Page text.
---
Stories of Islamic cruelty are coming out of Timbuktu following the French liberation of that city just days ago. The Islamic militants imposed a strict brand of sharia justice on the city's inhabitants, arresting many, stoning some, and whipping others.

Highlights

By Catholic Online (NEWS CONSORTIUM)
Catholic Online (https://www.catholic.org)
2/7/2013 (1 decade ago)

Published in Africa

Keywords: Islam, Shaira, law, muslim, militant, Mali, terrorists, hard-liners, intervention, France

LOS ANGELES, CA (Catholic Online) - The Daily Mail featured an article about a young woman who was severely beaten for seeing a man who was not her husband. Although the couple violated no local social mores, their encounters were forbidden under sharia Islam.

Slalaka Djike, 24, was and hopefully still is, an outgoing young woman who worked in the public market, spending her small income to buy clothing and makeup, and to have her hair done. She was cheerful and flirtatious, so when a man called her by mistake,  she struck up a conversation with him and before long, a romance developed.

The man, who she did not name to protect him from Islamists, was already married, however that is not a taboo in that region where a man may have up to four wives.

Their romance blossomed in the days just before the arrival of separatists who wanted to carve out a separate, Islamic state for themselves. A few days after the rebels passed through the city, Islamic militants arrived. These conquers were different.

Whereas the rebels were intent on fighting government soldiers, the Islamists flew the flag of Ansar Dine, an al-Qaeda affiliated organization. Their fighters proceeded to impose sharia law on the city, compelling the women to wear black burqas, something unheard of in the African state where women have long worn vibrant colors and fashionable clothing.

They also forbade men from seeing women to whom they were not married.
---
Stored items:

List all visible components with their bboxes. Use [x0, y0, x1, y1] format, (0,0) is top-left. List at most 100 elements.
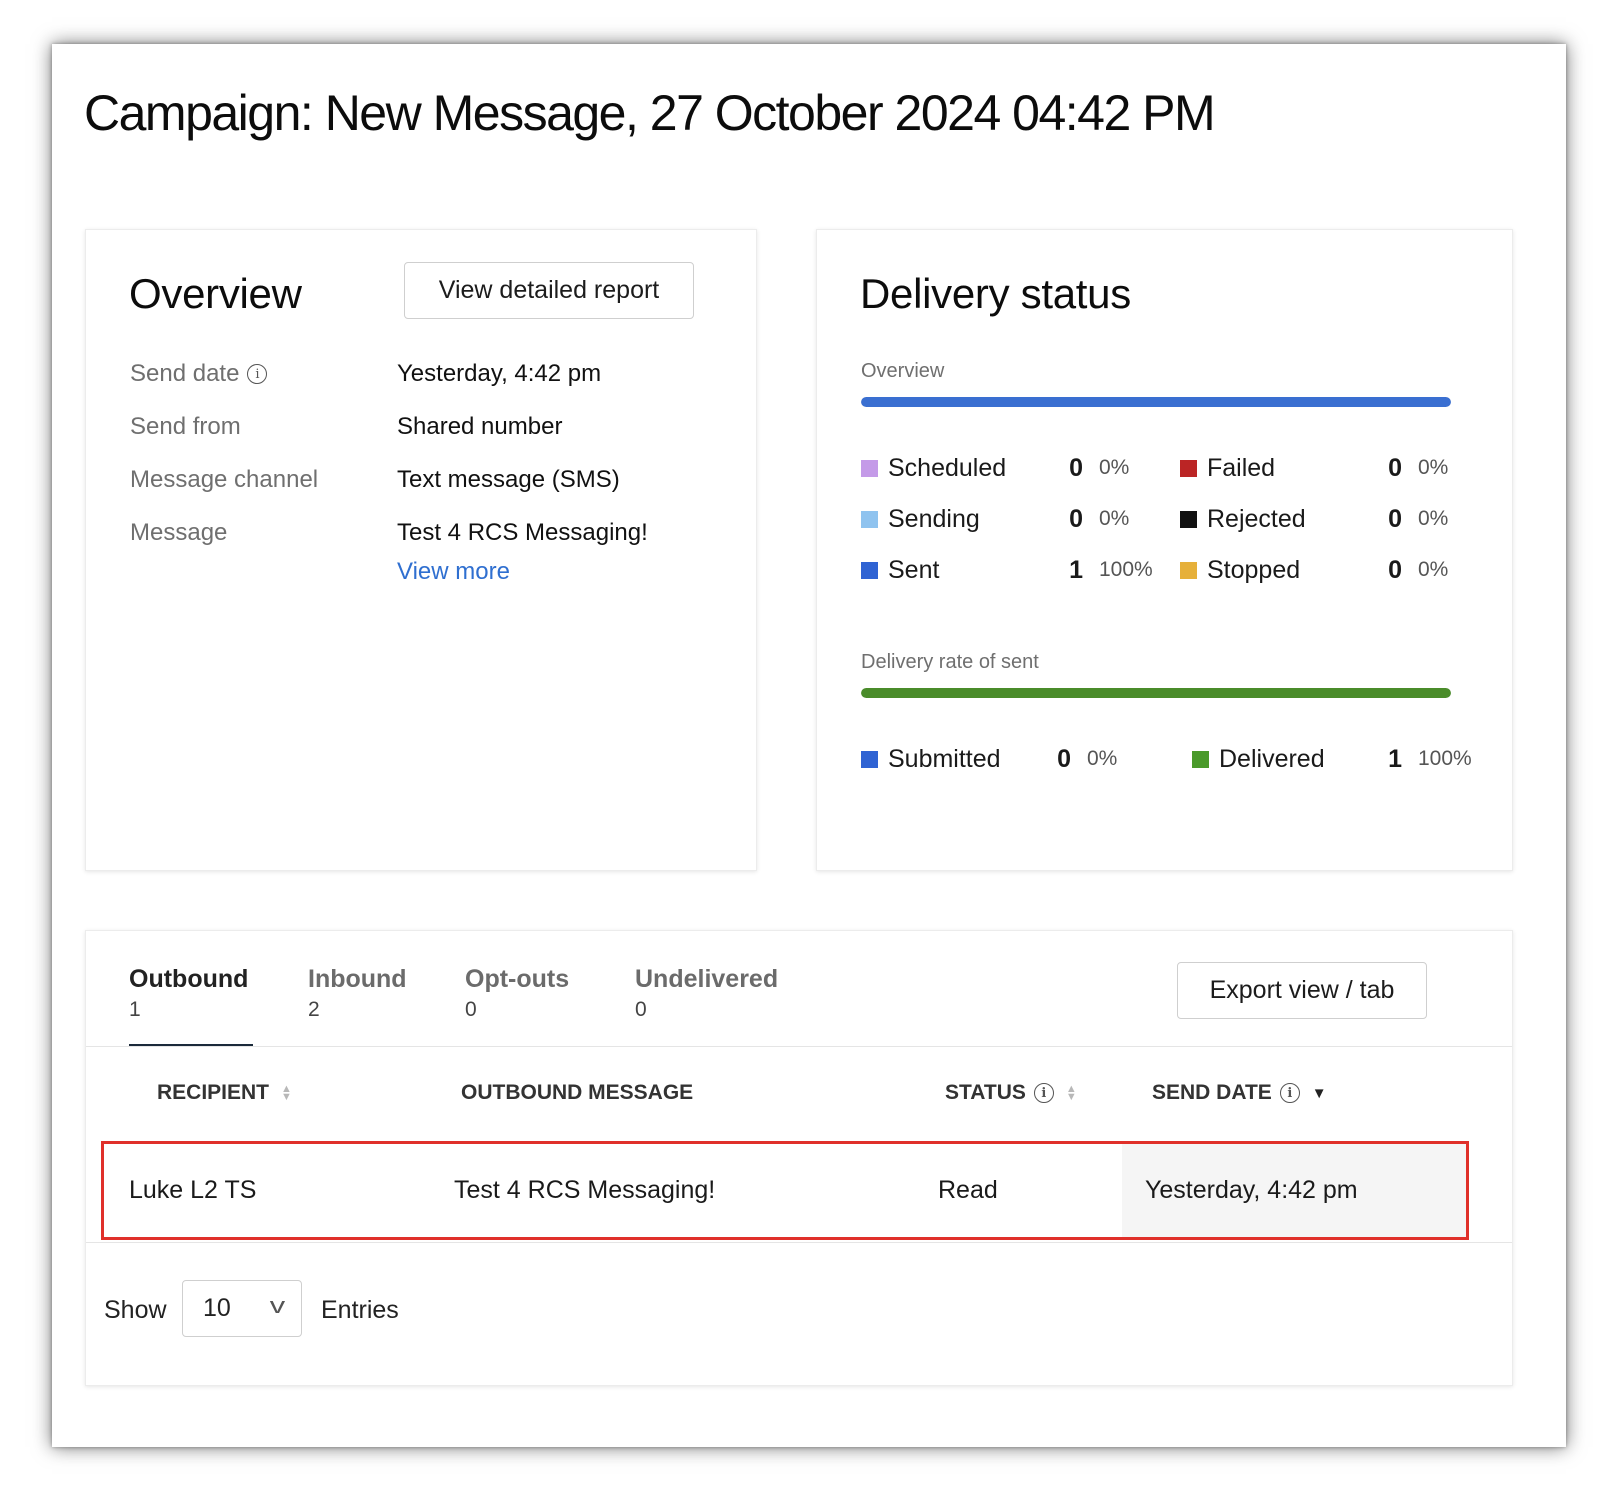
chevron-down-icon: v — [269, 1293, 286, 1318]
legend-failed-swatch — [1180, 459, 1197, 477]
entries-label: Entries — [321, 1296, 399, 1324]
legend-stopped-count: 0 — [1388, 555, 1402, 584]
send-date-label-text: Send date — [130, 360, 240, 387]
legend-sent: Sent 1 100% — [861, 555, 1153, 585]
cell-recipient: Luke L2 TS — [129, 1176, 257, 1204]
view-detailed-report-button[interactable]: View detailed report — [404, 262, 694, 319]
legend-delivered-percent: 100% — [1418, 747, 1472, 770]
delivery-rate-label: Delivery rate of sent — [861, 651, 1039, 673]
page-size-select[interactable]: 10 v — [182, 1280, 302, 1337]
legend-failed: Failed 0 0% — [1180, 453, 1460, 483]
message-channel-value: Text message (SMS) — [397, 466, 620, 493]
legend-scheduled-count: 0 — [1069, 453, 1083, 482]
tab-undelivered[interactable]: Undelivered 0 — [635, 965, 778, 1022]
tab-inbound-label: Inbound — [308, 965, 407, 993]
legend-delivered: Delivered 1 100% — [1192, 744, 1472, 774]
legend-rejected-count: 0 — [1388, 504, 1402, 533]
legend-stopped: Stopped 0 0% — [1180, 555, 1460, 585]
legend-submitted-count: 0 — [1057, 744, 1071, 773]
tab-outbound[interactable]: Outbound 1 — [129, 965, 248, 1022]
legend-stopped-label: Stopped — [1207, 555, 1301, 584]
tab-inbound[interactable]: Inbound 2 — [308, 965, 407, 1022]
overview-heading: Overview — [129, 270, 302, 317]
cell-outbound-message: Test 4 RCS Messaging! — [454, 1176, 716, 1204]
legend-delivered-label: Delivered — [1219, 744, 1325, 773]
tab-divider — [86, 1046, 1512, 1047]
legend-sent-swatch — [861, 561, 878, 579]
column-header-outbound-message: OUTBOUND MESSAGE — [461, 1081, 693, 1105]
legend-sent-count: 1 — [1069, 555, 1083, 584]
legend-sending-label: Sending — [888, 504, 980, 533]
message-value: Test 4 RCS Messaging! — [397, 519, 648, 546]
send-date-label: Send date i — [130, 360, 268, 388]
view-more-link[interactable]: View more — [397, 558, 510, 586]
page-title: Campaign: New Message, 27 October 2024 0… — [84, 85, 1216, 141]
show-label: Show — [104, 1296, 167, 1324]
legend-submitted: Submitted 0 0% — [861, 744, 1141, 774]
campaign-window: Campaign: New Message, 27 October 2024 0… — [52, 44, 1566, 1447]
delivery-status-card: Delivery status Overview Scheduled 0 0% Sen… — [816, 229, 1513, 871]
legend-sent-percent: 100% — [1099, 558, 1153, 581]
legend-sending-count: 0 — [1069, 504, 1083, 533]
column-header-send-date-label: SEND DATE — [1152, 1081, 1272, 1104]
info-icon[interactable]: i — [1279, 1083, 1300, 1103]
sort-icon[interactable]: ▲ ▼ — [1066, 1084, 1077, 1103]
export-view-button[interactable]: Export view / tab — [1177, 962, 1427, 1019]
send-from-label: Send from — [130, 413, 241, 440]
legend-submitted-percent: 0% — [1087, 747, 1118, 770]
legend-scheduled-swatch — [861, 459, 878, 477]
legend-failed-count: 0 — [1388, 453, 1402, 482]
info-icon[interactable]: i — [247, 364, 268, 384]
legend-sent-label: Sent — [888, 555, 940, 584]
legend-sending: Sending 0 0% — [861, 504, 1141, 534]
overview-card: Overview View detailed report Send date … — [85, 229, 757, 871]
overview-bar-label: Overview — [861, 360, 945, 382]
cell-status: Read — [938, 1176, 998, 1204]
tab-opt-outs-count: 0 — [465, 998, 477, 1021]
legend-stopped-swatch — [1180, 561, 1197, 579]
sort-icon[interactable]: ▲ ▼ — [281, 1084, 292, 1103]
legend-rejected-percent: 0% — [1418, 507, 1449, 530]
legend-delivered-swatch — [1192, 750, 1209, 768]
send-date-value: Yesterday, 4:42 pm — [397, 360, 602, 387]
messages-table-card: Outbound 1 Inbound 2 Opt-outs 0 Undelive… — [85, 930, 1513, 1386]
legend-scheduled-percent: 0% — [1099, 456, 1130, 479]
delivery-rate-fill — [861, 688, 1451, 698]
legend-rejected: Rejected 0 0% — [1180, 504, 1460, 534]
column-header-send-date[interactable]: SEND DATE i ▼ — [1152, 1081, 1327, 1105]
legend-sending-percent: 0% — [1099, 507, 1130, 530]
column-header-recipient-label: RECIPIENT — [157, 1081, 270, 1104]
column-header-status[interactable]: STATUS i ▲ ▼ — [945, 1081, 1077, 1105]
legend-rejected-label: Rejected — [1207, 504, 1306, 533]
overview-progress-bar — [861, 397, 1451, 407]
column-header-status-label: STATUS — [945, 1081, 1026, 1104]
legend-delivered-count: 1 — [1388, 744, 1402, 773]
tab-undelivered-count: 0 — [635, 998, 647, 1021]
send-from-value: Shared number — [397, 413, 563, 440]
overview-progress-fill — [861, 397, 1451, 407]
legend-rejected-swatch — [1180, 510, 1197, 528]
legend-scheduled: Scheduled 0 0% — [861, 453, 1141, 483]
legend-scheduled-label: Scheduled — [888, 453, 1007, 482]
legend-submitted-label: Submitted — [888, 744, 1001, 773]
legend-submitted-swatch — [861, 750, 878, 768]
column-header-outbound-message-label: OUTBOUND MESSAGE — [461, 1081, 694, 1104]
info-icon[interactable]: i — [1033, 1083, 1054, 1103]
cell-send-date: Yesterday, 4:42 pm — [1145, 1176, 1358, 1204]
column-header-recipient[interactable]: RECIPIENT ▲ ▼ — [157, 1081, 292, 1105]
tab-opt-outs-label: Opt-outs — [465, 965, 570, 993]
legend-failed-percent: 0% — [1418, 456, 1449, 479]
delivery-status-heading: Delivery status — [860, 270, 1131, 317]
sort-descending-icon[interactable]: ▼ — [1312, 1085, 1327, 1102]
tab-outbound-label: Outbound — [129, 965, 249, 993]
row-divider — [86, 1242, 1512, 1243]
tab-opt-outs[interactable]: Opt-outs 0 — [465, 965, 569, 1022]
legend-sending-swatch — [861, 510, 878, 528]
tab-undelivered-label: Undelivered — [635, 965, 779, 993]
delivery-rate-bar — [861, 688, 1451, 698]
message-label: Message — [130, 519, 228, 546]
page-size-value: 10 — [203, 1294, 231, 1322]
message-channel-label: Message channel — [130, 466, 319, 493]
tab-outbound-count: 1 — [129, 998, 141, 1021]
legend-stopped-percent: 0% — [1418, 558, 1449, 581]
---
What is asked.
1. In the Timbuktu article, set down the passage that begins at the words "2/7/2013 (1 decade" and ends after the words "a romance developed.", keeping its wording unchanged.
2. Using the Timbuktu article, answer these questions:
(a) How old is Slalaka Djike?
(b) In that region, how many wives may a man have at most?
(c) Whose flag did the Islamists fly?

Responses.
1.
2/7/2013 (1 decade ago)

Published in Africa

Keywords: Islam, Shaira, law, muslim, militant, Mali, terrorists, hard-liners, intervention, France

LOS ANGELES, CA (Catholic Online) - The Daily Mail featured an article about a young woman who was severely beaten for seeing a man who was not her husband. Although the couple violated no local social mores, their encounters were forbidden under sharia Islam.

Slalaka Djike, 24, was and hopefully still is, an outgoing young woman who worked in the public market, spending her small income to buy clothing and makeup, and to have her hair done. She was cheerful and flirtatious, so when a man called her by mistake,  she struck up a conversation with him and before long, a romance developed.

2.
(a) 24
(b) Four
(c) Ansar Dine, an al-Qaeda affiliated organization